▶ Exercise prompt
Present the data once more in exactly its original form.

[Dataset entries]
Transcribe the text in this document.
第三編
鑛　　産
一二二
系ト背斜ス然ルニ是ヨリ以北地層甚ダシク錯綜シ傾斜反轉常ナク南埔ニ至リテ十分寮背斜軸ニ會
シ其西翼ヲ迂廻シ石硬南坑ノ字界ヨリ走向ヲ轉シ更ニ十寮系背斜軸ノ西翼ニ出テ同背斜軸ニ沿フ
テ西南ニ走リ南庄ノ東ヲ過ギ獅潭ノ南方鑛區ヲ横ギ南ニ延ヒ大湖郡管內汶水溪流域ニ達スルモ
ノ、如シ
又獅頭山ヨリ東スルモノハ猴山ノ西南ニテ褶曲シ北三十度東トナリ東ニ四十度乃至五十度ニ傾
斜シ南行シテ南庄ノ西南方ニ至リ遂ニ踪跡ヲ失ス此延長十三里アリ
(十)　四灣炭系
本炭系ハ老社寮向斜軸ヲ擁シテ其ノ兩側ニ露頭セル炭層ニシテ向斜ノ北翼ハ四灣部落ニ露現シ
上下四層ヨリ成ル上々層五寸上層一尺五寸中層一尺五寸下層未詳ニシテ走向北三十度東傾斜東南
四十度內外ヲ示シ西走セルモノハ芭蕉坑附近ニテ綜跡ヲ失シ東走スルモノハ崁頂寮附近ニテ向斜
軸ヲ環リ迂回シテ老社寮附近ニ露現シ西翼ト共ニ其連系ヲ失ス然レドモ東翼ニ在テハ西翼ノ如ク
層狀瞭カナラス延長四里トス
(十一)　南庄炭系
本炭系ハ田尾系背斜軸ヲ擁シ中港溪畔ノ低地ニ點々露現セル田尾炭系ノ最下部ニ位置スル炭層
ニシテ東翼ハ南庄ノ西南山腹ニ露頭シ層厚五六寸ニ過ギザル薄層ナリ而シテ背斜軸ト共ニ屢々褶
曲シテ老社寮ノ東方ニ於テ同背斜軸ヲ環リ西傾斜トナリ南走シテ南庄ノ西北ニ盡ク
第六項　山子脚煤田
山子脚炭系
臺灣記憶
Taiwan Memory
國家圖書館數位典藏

▶ Reply to the exercise
Transcribe the text in this document.
第三編
鑛　　産
一二二
系ト背斜ス然ルニ是ヨリ以北地層甚ダシク錯綜シ傾斜反轉常ナク南埔ニ至リテ十分寮背斜軸ニ會
シ其西翼ヲ迂廻シ石硬南坑ノ字界ヨリ走向ヲ轉シ更ニ十寮系背斜軸ノ西翼ニ出テ同背斜軸ニ沿フ
テ西南ニ走リ南庄ノ東ヲ過ギ獅潭ノ南方鑛區ヲ横ギ南ニ延ヒ大湖郡管內汶水溪流域ニ達スルモ
ノ、如シ
又獅頭山ヨリ東スルモノハ猴山ノ西南ニテ褶曲シ北三十度東トナリ東ニ四十度乃至五十度ニ傾
斜シ南行シテ南庄ノ西南方ニ至リ遂ニ踪跡ヲ失ス此延長十三里アリ
(十)　四灣炭系
本炭系ハ老社寮向斜軸ヲ擁シテ其ノ兩側ニ露頭セル炭層ニシテ向斜ノ北翼ハ四灣部落ニ露現シ
上下四層ヨリ成ル上々層五寸上層一尺五寸中層一尺五寸下層未詳ニシテ走向北三十度東傾斜東南
四十度內外ヲ示シ西走セルモノハ芭蕉坑附近ニテ綜跡ヲ失シ東走スルモノハ崁頂寮附近ニテ向斜
軸ヲ環リ迂回シテ老社寮附近ニ露現シ西翼ト共ニ其連系ヲ失ス然レドモ東翼ニ在テハ西翼ノ如ク
層狀瞭カナラス延長四里トス
(十一)　南庄炭系
本炭系ハ田尾系背斜軸ヲ擁シ中港溪畔ノ低地ニ點々露現セル田尾炭系ノ最下部ニ位置スル炭層
ニシテ東翼ハ南庄ノ西南山腹ニ露頭シ層厚五六寸ニ過ギザル薄層ナリ而シテ背斜軸ト共ニ屢々褶
曲シテ老社寮ノ東方ニ於テ同背斜軸ヲ環リ西傾斜トナリ南走シテ南庄ノ西北ニ盡ク
第六項　山子脚煤田
山子脚炭系
臺灣記憶
Taiwan Memory
國家圖書館數位典藏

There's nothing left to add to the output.